MATERIAL TO PROCESS »
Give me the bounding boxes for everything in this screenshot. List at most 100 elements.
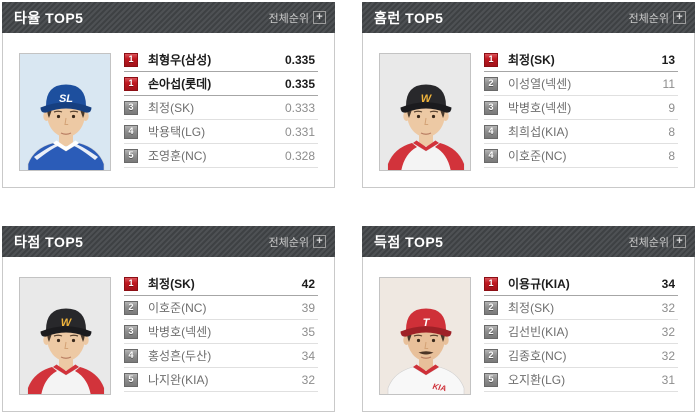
player-photo[interactable]: W — [19, 277, 111, 395]
stat-value: 42 — [301, 276, 315, 291]
panel-header: 타점 TOP5 전체순위 + — [2, 226, 335, 257]
stat-value: 32 — [301, 372, 315, 387]
ranking-row: 2 김종호(NC) 32 — [484, 344, 678, 368]
ranking-list: 1 최정(SK) 42 2 이호준(NC) 39 3 박병호(넥센) 35 4 홍성흔(두산) 34 5… — [124, 272, 318, 411]
stat-value: 8 — [668, 148, 675, 163]
rank-badge: 2 — [124, 300, 138, 315]
stat-value: 0.331 — [284, 124, 315, 139]
player-photo[interactable]: T KIA — [379, 277, 471, 395]
panel-home-runs: 홈런 TOP5 전체순위 + W 1 최정(SK — [362, 2, 695, 188]
rank-badge: 2 — [484, 348, 498, 363]
stat-value: 34 — [301, 348, 315, 363]
ranking-row: 1 최정(SK) 13 — [484, 48, 678, 72]
player-name-link[interactable]: 최희섭(KIA) — [508, 125, 569, 139]
all-rankings-label: 전체순위 — [268, 236, 309, 249]
player-name-link[interactable]: 조영훈(NC) — [148, 149, 207, 163]
rank-badge: 1 — [484, 276, 498, 291]
ranking-row: 1 최정(SK) 42 — [124, 272, 318, 296]
ranking-list: 1 최형우(삼성) 0.335 1 손아섭(롯데) 0.335 3 최정(SK) 0.333 4 박… — [124, 48, 318, 187]
player-name-link[interactable]: 최정(SK) — [508, 301, 555, 315]
rank-badge: 2 — [484, 300, 498, 315]
panel-header: 득점 TOP5 전체순위 + — [362, 226, 695, 257]
stat-value: 11 — [662, 76, 675, 91]
plus-icon: + — [313, 235, 326, 248]
player-name-link[interactable]: 이호준(NC) — [508, 149, 567, 163]
rank-badge: 5 — [124, 372, 138, 387]
ranking-row: 2 이호준(NC) 39 — [124, 296, 318, 320]
all-rankings-link[interactable]: 전체순위 + — [269, 234, 326, 250]
player-photo[interactable]: W — [379, 53, 471, 171]
all-rankings-link[interactable]: 전체순위 + — [629, 234, 686, 250]
rank-badge: 5 — [484, 372, 498, 387]
all-rankings-label: 전체순위 — [628, 236, 669, 249]
ranking-row: 1 이용규(KIA) 34 — [484, 272, 678, 296]
stat-value: 0.328 — [284, 148, 315, 163]
stat-value: 35 — [301, 324, 315, 339]
panel-body: T KIA 1 이용규(KIA) 34 2 최정(SK) 32 2 김선빈(KIA) 32 2 김종… — [362, 257, 695, 412]
stat-value: 9 — [668, 100, 675, 115]
player-photo-illustration: W — [380, 54, 470, 170]
svg-text:W: W — [61, 317, 73, 329]
all-rankings-label: 전체순위 — [268, 12, 309, 25]
ranking-row: 1 손아섭(롯데) 0.335 — [124, 72, 318, 96]
ranking-list: 1 최정(SK) 13 2 이성열(넥센) 11 3 박병호(넥센) 9 4 최희섭(KIA) 8 4 이… — [484, 48, 678, 187]
panel-rbi: 타점 TOP5 전체순위 + W 1 최정(SK — [2, 226, 335, 412]
panel-title: 타율 TOP5 — [14, 9, 84, 26]
player-name-link[interactable]: 최정(SK) — [148, 101, 195, 115]
all-rankings-label: 전체순위 — [628, 12, 669, 25]
player-name-link[interactable]: 최정(SK) — [148, 277, 195, 291]
all-rankings-link[interactable]: 전체순위 + — [629, 10, 686, 26]
stat-value: 39 — [301, 300, 315, 315]
rank-badge: 4 — [484, 148, 498, 163]
player-name-link[interactable]: 오지환(LG) — [508, 373, 566, 387]
rank-badge: 5 — [124, 148, 138, 163]
ranking-list: 1 이용규(KIA) 34 2 최정(SK) 32 2 김선빈(KIA) 32 2 김종호(NC) 3… — [484, 272, 678, 411]
plus-icon: + — [673, 235, 686, 248]
panel-runs-scored: 득점 TOP5 전체순위 + T KIA 1 이용 — [362, 226, 695, 412]
player-name-link[interactable]: 박병호(넥센) — [148, 325, 212, 339]
panel-header: 타율 TOP5 전체순위 + — [2, 2, 335, 33]
player-name-link[interactable]: 김선빈(KIA) — [508, 325, 569, 339]
player-name-link[interactable]: 홍성흔(두산) — [148, 349, 212, 363]
rank-badge: 4 — [484, 124, 498, 139]
player-name-link[interactable]: 이호준(NC) — [148, 301, 207, 315]
player-name-link[interactable]: 박용택(LG) — [148, 125, 206, 139]
rank-badge: 4 — [124, 124, 138, 139]
player-name-link[interactable]: 나지완(KIA) — [148, 373, 209, 387]
rank-badge: 2 — [484, 76, 498, 91]
rank-badge: 1 — [484, 52, 498, 67]
player-name-link[interactable]: 김종호(NC) — [508, 349, 567, 363]
svg-text:SL: SL — [59, 93, 73, 105]
player-name-link[interactable]: 손아섭(롯데) — [148, 77, 212, 91]
player-photo[interactable]: SL — [19, 53, 111, 171]
player-name-link[interactable]: 이용규(KIA) — [508, 277, 570, 291]
player-name-link[interactable]: 최정(SK) — [508, 53, 555, 67]
panel-title: 홈런 TOP5 — [374, 9, 444, 26]
player-name-link[interactable]: 박병호(넥센) — [508, 101, 572, 115]
player-photo-illustration: SL — [20, 54, 110, 170]
ranking-row: 5 오지환(LG) 31 — [484, 368, 678, 392]
player-photo-illustration: T KIA — [380, 278, 470, 394]
panel-body: W 1 최정(SK) 42 2 이호준(NC) 39 3 박병호(넥센) 35 4 홍성흔(두산) 3… — [2, 257, 335, 412]
ranking-row: 4 홍성흔(두산) 34 — [124, 344, 318, 368]
stat-value: 32 — [661, 300, 675, 315]
rank-badge: 1 — [124, 76, 138, 91]
svg-text:W: W — [421, 93, 433, 105]
ranking-row: 3 박병호(넥센) 35 — [124, 320, 318, 344]
player-name-link[interactable]: 최형우(삼성) — [148, 53, 212, 67]
all-rankings-link[interactable]: 전체순위 + — [269, 10, 326, 26]
player-name-link[interactable]: 이성열(넥센) — [508, 77, 572, 91]
ranking-row: 5 나지완(KIA) 32 — [124, 368, 318, 392]
ranking-row: 3 최정(SK) 0.333 — [124, 96, 318, 120]
panel-body: W 1 최정(SK) 13 2 이성열(넥센) 11 3 박병호(넥센) 9 4 최희섭(KIA) 8… — [362, 33, 695, 188]
svg-text:T: T — [423, 317, 431, 329]
svg-text:KIA: KIA — [432, 382, 447, 393]
rank-badge: 3 — [484, 100, 498, 115]
plus-icon: + — [313, 11, 326, 24]
rank-badge: 3 — [124, 100, 138, 115]
stat-value: 0.335 — [284, 76, 315, 91]
stat-value: 13 — [661, 52, 675, 67]
panel-title: 타점 TOP5 — [14, 233, 84, 250]
ranking-row: 2 최정(SK) 32 — [484, 296, 678, 320]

EXERCISE REQUIREMENTS » Rewrite all of the rows above with every "stat-value" switched to "stat-number" and nothing else changed. Omit the pictures.

EXPECTED ANSWER »
Give me the bounding boxes for everything in this screenshot. List at most 100 elements.
player-photo[interactable]: W — [19, 277, 111, 395]
stat-number: 42 — [301, 276, 315, 291]
panel-header: 타점 TOP5 전체순위 + — [2, 226, 335, 257]
stat-number: 32 — [301, 372, 315, 387]
ranking-row: 2 김종호(NC) 32 — [484, 344, 678, 368]
ranking-list: 1 최정(SK) 42 2 이호준(NC) 39 3 박병호(넥센) 35 4 홍성흔(두산) 34 5… — [124, 272, 318, 411]
stat-number: 8 — [668, 148, 675, 163]
rank-badge: 2 — [124, 300, 138, 315]
stat-number: 0.331 — [284, 124, 315, 139]
player-photo[interactable]: T KIA — [379, 277, 471, 395]
panel-home-runs: 홈런 TOP5 전체순위 + W 1 최정(SK — [362, 2, 695, 188]
rank-badge: 2 — [484, 348, 498, 363]
stat-number: 34 — [301, 348, 315, 363]
ranking-row: 1 최정(SK) 13 — [484, 48, 678, 72]
player-name-link[interactable]: 최희섭(KIA) — [508, 125, 569, 139]
all-rankings-label: 전체순위 — [268, 236, 309, 249]
player-name-link[interactable]: 조영훈(NC) — [148, 149, 207, 163]
rank-badge: 1 — [484, 276, 498, 291]
ranking-row: 1 최정(SK) 42 — [124, 272, 318, 296]
ranking-list: 1 최형우(삼성) 0.335 1 손아섭(롯데) 0.335 3 최정(SK) 0.333 4 박… — [124, 48, 318, 187]
player-name-link[interactable]: 최정(SK) — [508, 301, 555, 315]
rank-badge: 2 — [484, 300, 498, 315]
panel-header: 득점 TOP5 전체순위 + — [362, 226, 695, 257]
stat-number: 11 — [662, 76, 675, 91]
plus-icon: + — [313, 235, 326, 248]
player-name-link[interactable]: 이호준(NC) — [508, 149, 567, 163]
rank-badge: 5 — [124, 372, 138, 387]
ranking-row: 2 이호준(NC) 39 — [124, 296, 318, 320]
all-rankings-link[interactable]: 전체순위 + — [269, 234, 326, 250]
player-photo[interactable]: W — [379, 53, 471, 171]
all-rankings-link[interactable]: 전체순위 + — [629, 234, 686, 250]
rank-badge: 5 — [484, 372, 498, 387]
all-rankings-label: 전체순위 — [628, 236, 669, 249]
ranking-row: 1 이용규(KIA) 34 — [484, 272, 678, 296]
stat-number: 0.328 — [284, 148, 315, 163]
stat-number: 35 — [301, 324, 315, 339]
panel-body: T KIA 1 이용규(KIA) 34 2 최정(SK) 32 2 김선빈(KIA) 32 2 김종… — [362, 257, 695, 412]
stat-number: 9 — [668, 100, 675, 115]
player-photo-illustration: W — [380, 54, 470, 170]
svg-text:W: W — [61, 317, 73, 329]
all-rankings-label: 전체순위 — [268, 12, 309, 25]
ranking-row: 1 손아섭(롯데) 0.335 — [124, 72, 318, 96]
ranking-list: 1 최정(SK) 13 2 이성열(넥센) 11 3 박병호(넥센) 9 4 최희섭(KIA) 8 4 이… — [484, 48, 678, 187]
panel-rbi: 타점 TOP5 전체순위 + W 1 최정(SK — [2, 226, 335, 412]
panel-title: 타율 TOP5 — [14, 9, 84, 26]
player-name-link[interactable]: 최정(SK) — [148, 101, 195, 115]
all-rankings-label: 전체순위 — [628, 12, 669, 25]
player-name-link[interactable]: 최정(SK) — [148, 277, 195, 291]
all-rankings-link[interactable]: 전체순위 + — [629, 10, 686, 26]
stat-number: 39 — [301, 300, 315, 315]
rank-badge: 4 — [484, 148, 498, 163]
player-name-link[interactable]: 오지환(LG) — [508, 373, 566, 387]
rank-badge: 5 — [124, 148, 138, 163]
ranking-list: 1 이용규(KIA) 34 2 최정(SK) 32 2 김선빈(KIA) 32 2 김종호(NC) 3… — [484, 272, 678, 411]
plus-icon: + — [673, 235, 686, 248]
panel-runs-scored: 득점 TOP5 전체순위 + T KIA 1 이용 — [362, 226, 695, 412]
player-name-link[interactable]: 박병호(넥센) — [148, 325, 212, 339]
panel-header: 타율 TOP5 전체순위 + — [2, 2, 335, 33]
player-name-link[interactable]: 김선빈(KIA) — [508, 325, 569, 339]
player-name-link[interactable]: 홍성흔(두산) — [148, 349, 212, 363]
rank-badge: 4 — [484, 124, 498, 139]
player-name-link[interactable]: 이호준(NC) — [148, 301, 207, 315]
player-name-link[interactable]: 박용택(LG) — [148, 125, 206, 139]
rank-badge: 4 — [124, 124, 138, 139]
player-name-link[interactable]: 나지완(KIA) — [148, 373, 209, 387]
rank-badge: 2 — [484, 76, 498, 91]
rank-badge: 1 — [484, 52, 498, 67]
player-name-link[interactable]: 김종호(NC) — [508, 349, 567, 363]
svg-text:SL: SL — [59, 93, 73, 105]
player-name-link[interactable]: 손아섭(롯데) — [148, 77, 212, 91]
player-photo[interactable]: SL — [19, 53, 111, 171]
player-name-link[interactable]: 이용규(KIA) — [508, 277, 570, 291]
player-name-link[interactable]: 최정(SK) — [508, 53, 555, 67]
panel-title: 홈런 TOP5 — [374, 9, 444, 26]
player-name-link[interactable]: 박병호(넥센) — [508, 101, 572, 115]
player-photo-illustration: SL — [20, 54, 110, 170]
ranking-row: 5 오지환(LG) 31 — [484, 368, 678, 392]
player-photo-illustration: T KIA — [380, 278, 470, 394]
panel-body: W 1 최정(SK) 42 2 이호준(NC) 39 3 박병호(넥센) 35 4 홍성흔(두산) 3… — [2, 257, 335, 412]
ranking-row: 4 홍성흔(두산) 34 — [124, 344, 318, 368]
stat-number: 32 — [661, 300, 675, 315]
rank-badge: 1 — [124, 76, 138, 91]
svg-text:W: W — [421, 93, 433, 105]
ranking-row: 3 박병호(넥센) 35 — [124, 320, 318, 344]
player-name-link[interactable]: 최형우(삼성) — [148, 53, 212, 67]
all-rankings-link[interactable]: 전체순위 + — [269, 10, 326, 26]
player-name-link[interactable]: 이성열(넥센) — [508, 77, 572, 91]
ranking-row: 5 나지완(KIA) 32 — [124, 368, 318, 392]
ranking-row: 3 최정(SK) 0.333 — [124, 96, 318, 120]
panel-body: W 1 최정(SK) 13 2 이성열(넥센) 11 3 박병호(넥센) 9 4 최희섭(KIA) 8… — [362, 33, 695, 188]
svg-text:T: T — [423, 317, 431, 329]
svg-text:KIA: KIA — [432, 382, 447, 393]
rank-badge: 3 — [484, 100, 498, 115]
plus-icon: + — [313, 11, 326, 24]
rank-badge: 3 — [124, 100, 138, 115]
stat-number: 0.335 — [284, 76, 315, 91]
stat-number: 13 — [661, 52, 675, 67]
panel-title: 타점 TOP5 — [14, 233, 84, 250]
ranking-row: 2 최정(SK) 32 — [484, 296, 678, 320]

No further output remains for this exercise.